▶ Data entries

---

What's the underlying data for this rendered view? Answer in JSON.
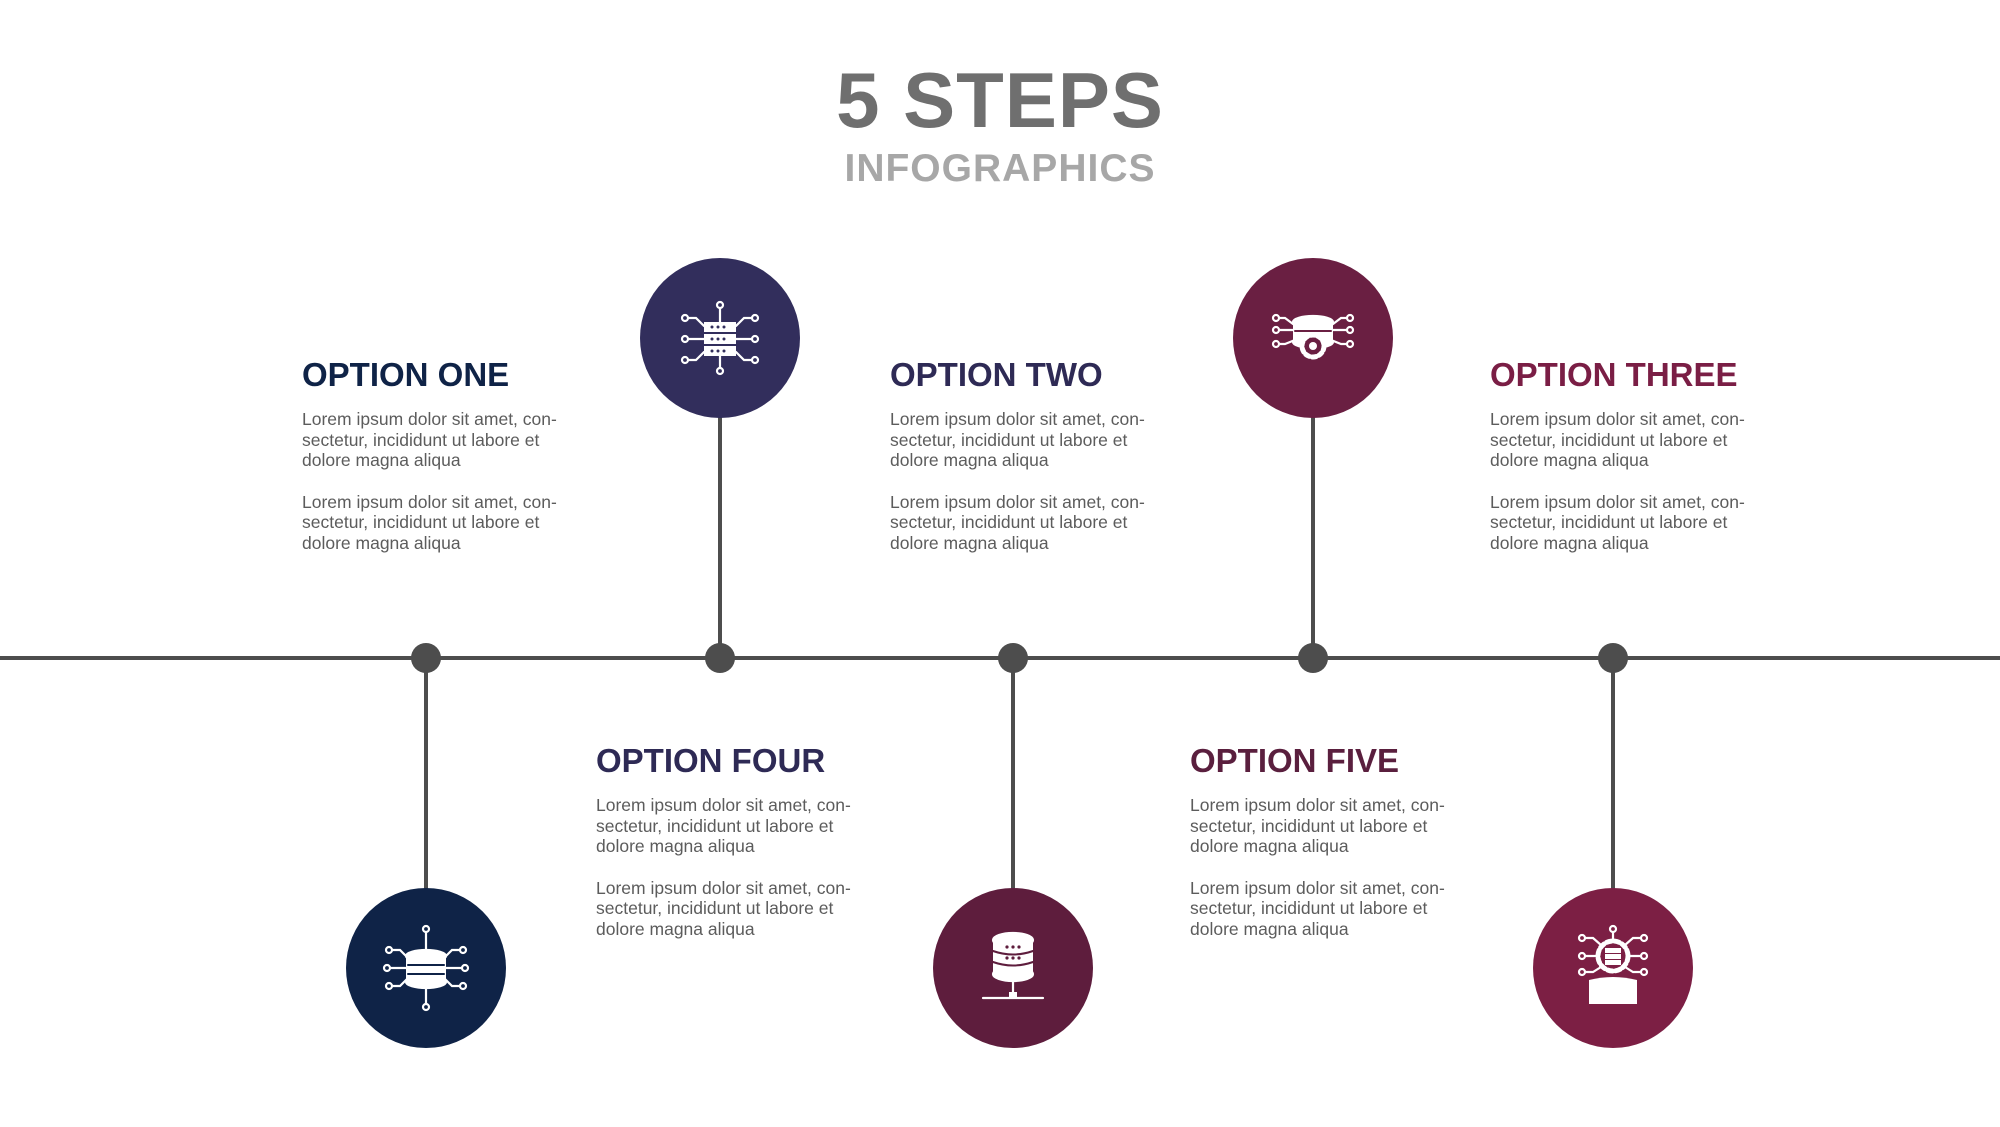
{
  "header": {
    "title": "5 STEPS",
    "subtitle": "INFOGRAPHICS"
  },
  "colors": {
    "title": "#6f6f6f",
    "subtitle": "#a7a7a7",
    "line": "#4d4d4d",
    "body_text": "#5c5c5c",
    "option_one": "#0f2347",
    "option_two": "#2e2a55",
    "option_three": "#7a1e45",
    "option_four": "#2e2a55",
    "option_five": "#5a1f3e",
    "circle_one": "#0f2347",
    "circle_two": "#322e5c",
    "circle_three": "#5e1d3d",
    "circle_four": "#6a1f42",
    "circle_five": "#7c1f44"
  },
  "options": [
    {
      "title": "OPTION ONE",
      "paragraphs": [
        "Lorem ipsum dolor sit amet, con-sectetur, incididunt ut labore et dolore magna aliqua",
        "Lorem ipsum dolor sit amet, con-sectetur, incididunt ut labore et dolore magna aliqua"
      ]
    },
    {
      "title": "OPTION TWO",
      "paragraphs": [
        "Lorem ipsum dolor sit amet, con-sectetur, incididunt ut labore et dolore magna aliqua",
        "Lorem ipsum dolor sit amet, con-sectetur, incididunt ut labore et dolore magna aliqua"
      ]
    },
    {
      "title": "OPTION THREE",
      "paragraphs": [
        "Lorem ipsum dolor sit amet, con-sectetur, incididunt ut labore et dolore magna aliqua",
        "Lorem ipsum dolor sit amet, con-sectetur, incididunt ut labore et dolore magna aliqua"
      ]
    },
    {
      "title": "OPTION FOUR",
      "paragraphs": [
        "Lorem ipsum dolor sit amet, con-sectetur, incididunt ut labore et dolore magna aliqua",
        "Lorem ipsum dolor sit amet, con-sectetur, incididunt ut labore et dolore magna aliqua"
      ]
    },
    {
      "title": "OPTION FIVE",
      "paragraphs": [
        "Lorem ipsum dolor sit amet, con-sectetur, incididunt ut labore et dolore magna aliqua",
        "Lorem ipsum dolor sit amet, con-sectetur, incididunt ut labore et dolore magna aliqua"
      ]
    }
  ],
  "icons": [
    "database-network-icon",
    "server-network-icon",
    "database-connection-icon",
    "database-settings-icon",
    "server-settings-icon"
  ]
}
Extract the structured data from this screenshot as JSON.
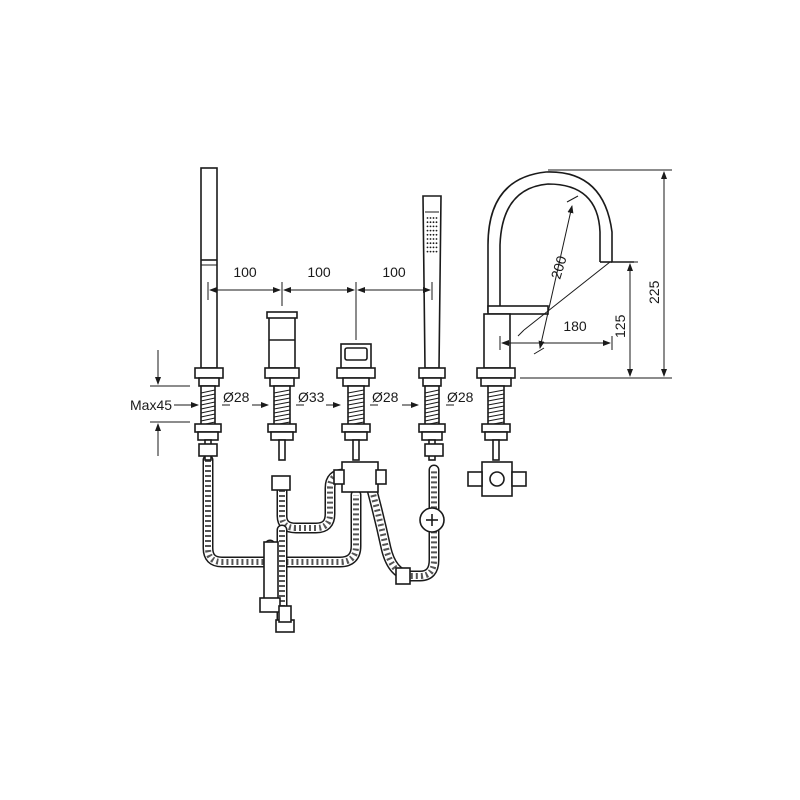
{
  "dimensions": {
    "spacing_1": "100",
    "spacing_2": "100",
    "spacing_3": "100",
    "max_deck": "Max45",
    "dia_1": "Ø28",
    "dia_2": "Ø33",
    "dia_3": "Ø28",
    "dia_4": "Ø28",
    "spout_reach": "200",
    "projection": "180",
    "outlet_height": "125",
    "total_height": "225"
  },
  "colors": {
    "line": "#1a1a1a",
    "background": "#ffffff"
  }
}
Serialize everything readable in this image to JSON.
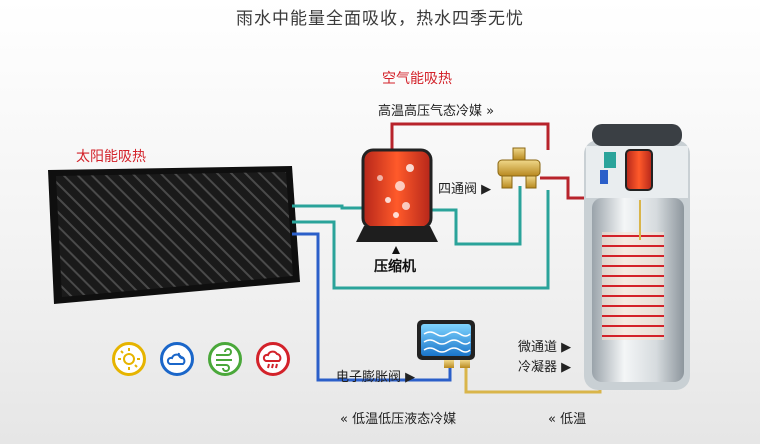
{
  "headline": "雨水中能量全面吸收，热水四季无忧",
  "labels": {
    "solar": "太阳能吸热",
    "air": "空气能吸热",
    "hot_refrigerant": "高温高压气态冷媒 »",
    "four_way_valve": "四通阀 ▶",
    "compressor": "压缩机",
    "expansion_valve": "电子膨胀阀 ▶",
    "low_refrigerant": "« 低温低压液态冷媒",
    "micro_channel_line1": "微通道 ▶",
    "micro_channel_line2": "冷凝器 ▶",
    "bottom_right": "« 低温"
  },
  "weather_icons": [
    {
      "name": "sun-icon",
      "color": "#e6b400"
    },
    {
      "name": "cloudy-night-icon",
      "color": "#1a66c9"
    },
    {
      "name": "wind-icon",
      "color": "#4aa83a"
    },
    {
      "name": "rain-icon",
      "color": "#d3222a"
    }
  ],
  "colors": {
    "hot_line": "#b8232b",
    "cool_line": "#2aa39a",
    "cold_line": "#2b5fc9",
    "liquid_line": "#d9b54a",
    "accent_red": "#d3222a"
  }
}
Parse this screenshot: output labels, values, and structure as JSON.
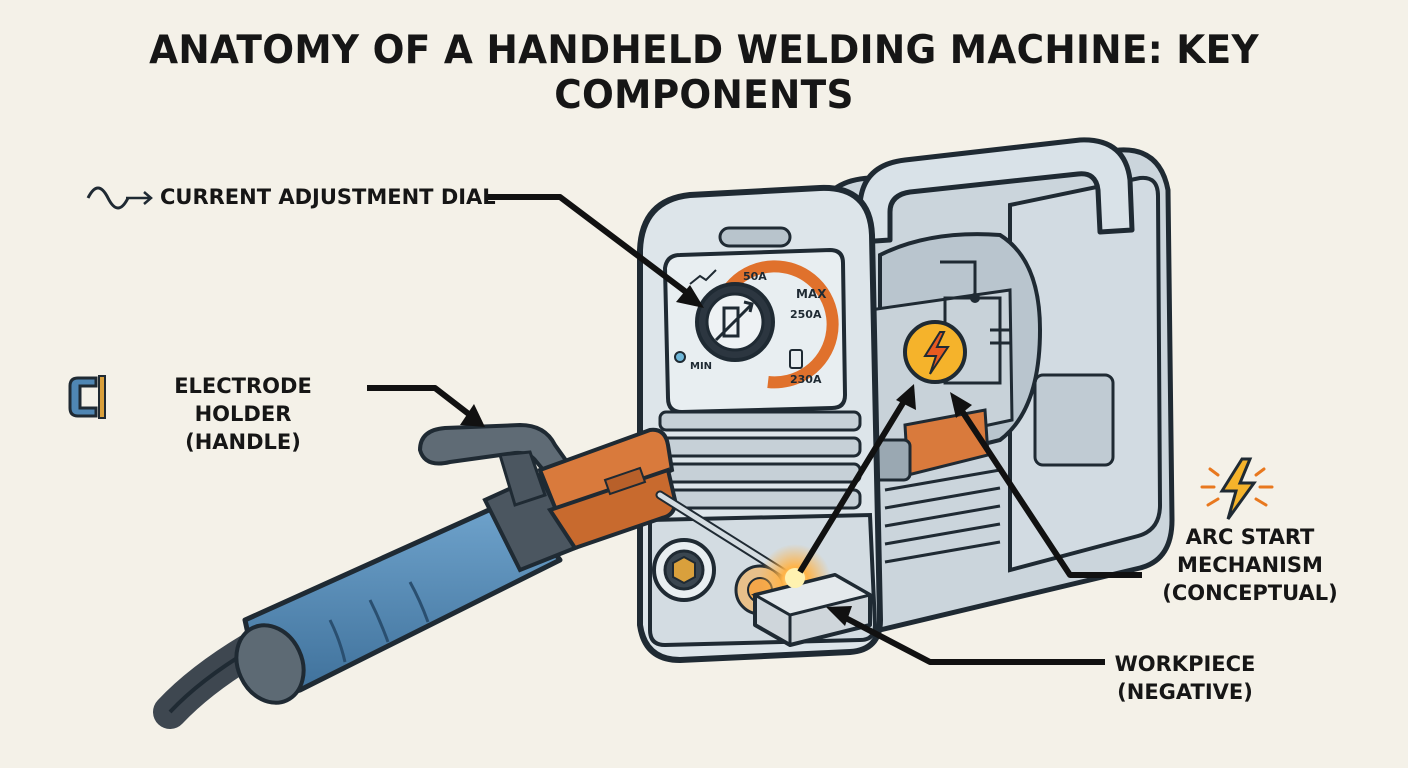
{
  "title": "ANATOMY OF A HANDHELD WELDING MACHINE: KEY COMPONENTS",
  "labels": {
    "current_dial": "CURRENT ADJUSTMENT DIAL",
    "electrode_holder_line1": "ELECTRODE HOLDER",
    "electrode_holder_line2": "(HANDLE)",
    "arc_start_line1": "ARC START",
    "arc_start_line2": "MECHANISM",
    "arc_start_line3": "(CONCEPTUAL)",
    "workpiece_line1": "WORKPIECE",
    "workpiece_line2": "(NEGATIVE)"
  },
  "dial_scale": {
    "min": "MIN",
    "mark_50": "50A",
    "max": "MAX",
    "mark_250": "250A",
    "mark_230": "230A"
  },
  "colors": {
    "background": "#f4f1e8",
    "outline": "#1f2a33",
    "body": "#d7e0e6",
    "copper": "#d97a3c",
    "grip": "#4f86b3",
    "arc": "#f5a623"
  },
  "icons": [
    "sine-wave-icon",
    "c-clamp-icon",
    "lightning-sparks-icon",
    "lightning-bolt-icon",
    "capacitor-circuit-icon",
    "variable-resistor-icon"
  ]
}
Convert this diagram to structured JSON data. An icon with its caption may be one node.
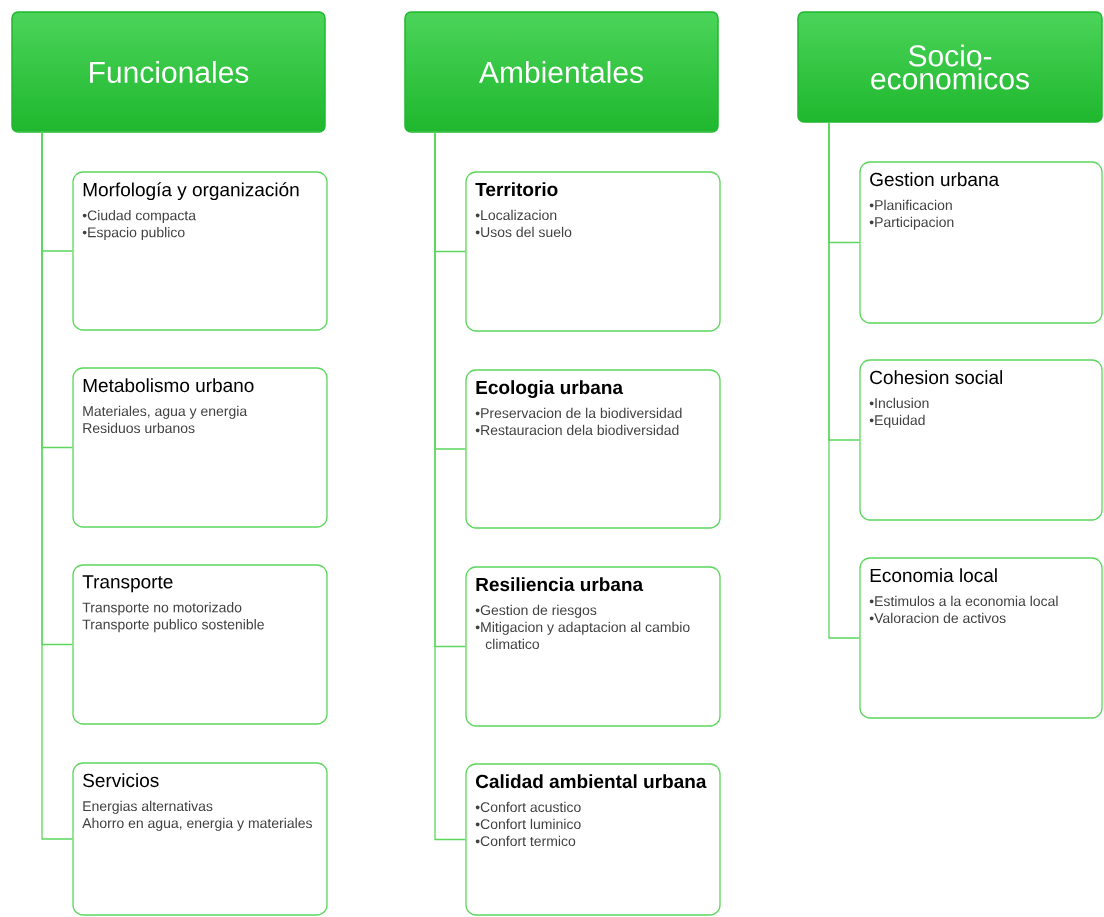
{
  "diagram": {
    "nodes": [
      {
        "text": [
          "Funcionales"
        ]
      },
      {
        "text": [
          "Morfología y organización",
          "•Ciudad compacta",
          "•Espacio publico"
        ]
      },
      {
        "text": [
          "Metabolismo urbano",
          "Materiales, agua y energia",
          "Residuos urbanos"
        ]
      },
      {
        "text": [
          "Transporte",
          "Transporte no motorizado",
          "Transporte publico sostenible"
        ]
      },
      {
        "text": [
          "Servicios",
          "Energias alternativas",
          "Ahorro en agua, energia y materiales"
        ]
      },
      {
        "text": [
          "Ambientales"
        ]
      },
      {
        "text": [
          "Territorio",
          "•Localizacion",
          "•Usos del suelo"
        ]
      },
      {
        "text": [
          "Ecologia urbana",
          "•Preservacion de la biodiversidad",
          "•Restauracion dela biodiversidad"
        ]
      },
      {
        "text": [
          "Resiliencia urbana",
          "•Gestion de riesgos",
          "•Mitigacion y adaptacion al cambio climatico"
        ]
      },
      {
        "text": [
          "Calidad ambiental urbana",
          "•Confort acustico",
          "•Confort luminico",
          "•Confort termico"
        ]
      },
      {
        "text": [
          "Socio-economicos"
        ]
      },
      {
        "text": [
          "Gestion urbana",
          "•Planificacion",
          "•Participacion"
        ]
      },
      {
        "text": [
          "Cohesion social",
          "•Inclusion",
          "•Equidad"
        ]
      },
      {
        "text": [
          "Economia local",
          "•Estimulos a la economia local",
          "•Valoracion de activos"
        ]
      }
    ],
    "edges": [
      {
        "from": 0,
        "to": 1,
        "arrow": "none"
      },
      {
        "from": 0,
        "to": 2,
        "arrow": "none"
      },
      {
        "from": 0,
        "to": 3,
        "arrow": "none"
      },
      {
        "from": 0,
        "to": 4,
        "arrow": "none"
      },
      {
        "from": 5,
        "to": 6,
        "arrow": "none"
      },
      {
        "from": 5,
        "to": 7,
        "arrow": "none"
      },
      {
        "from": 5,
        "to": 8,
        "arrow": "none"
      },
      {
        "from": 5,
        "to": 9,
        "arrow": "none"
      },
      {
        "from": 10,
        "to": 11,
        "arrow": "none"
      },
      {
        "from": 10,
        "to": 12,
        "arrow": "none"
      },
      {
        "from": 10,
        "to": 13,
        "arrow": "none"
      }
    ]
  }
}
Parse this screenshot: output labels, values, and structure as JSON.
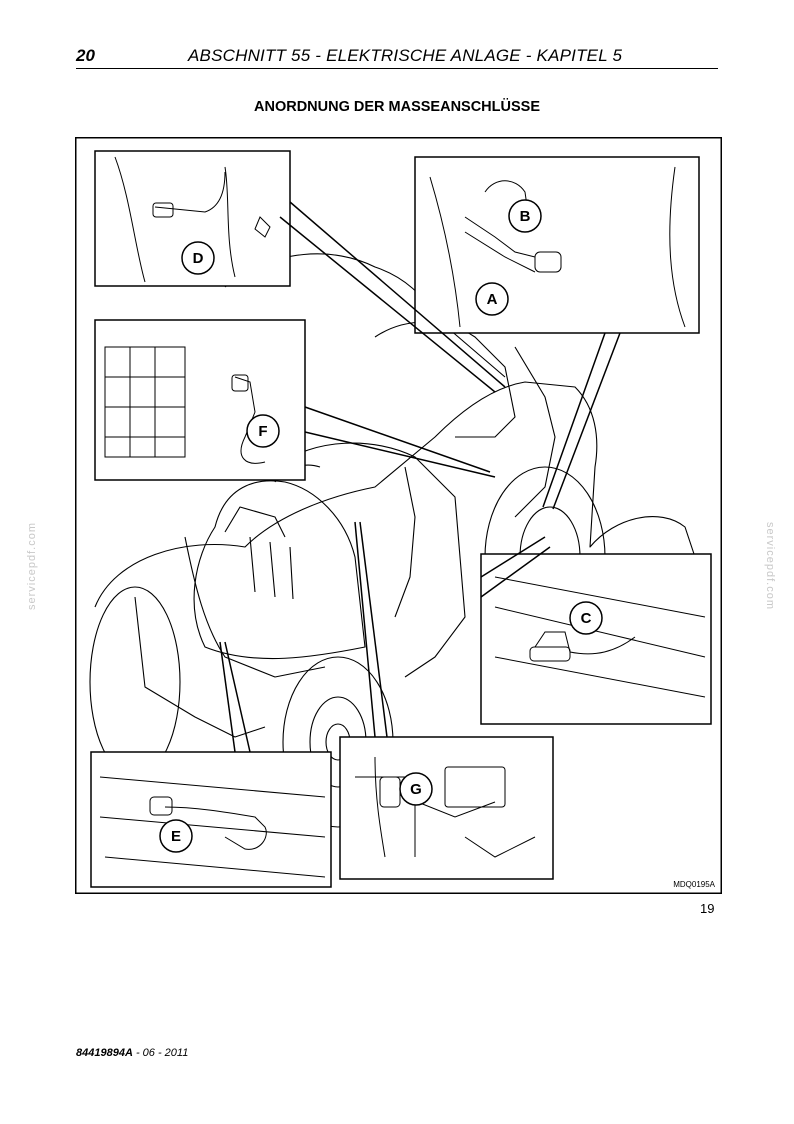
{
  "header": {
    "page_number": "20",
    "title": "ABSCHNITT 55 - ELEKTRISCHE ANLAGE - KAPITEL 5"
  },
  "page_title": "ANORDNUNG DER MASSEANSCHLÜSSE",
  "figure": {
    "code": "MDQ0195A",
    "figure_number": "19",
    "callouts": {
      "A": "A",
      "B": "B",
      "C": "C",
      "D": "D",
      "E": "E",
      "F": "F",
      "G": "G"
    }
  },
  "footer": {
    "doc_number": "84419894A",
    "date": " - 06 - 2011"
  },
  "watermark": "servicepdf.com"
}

---

▶ GOAL
Check each line above for the string "network" and report how many lines have it, giving only the number.

▶ OUTPUT OF THE TASK
2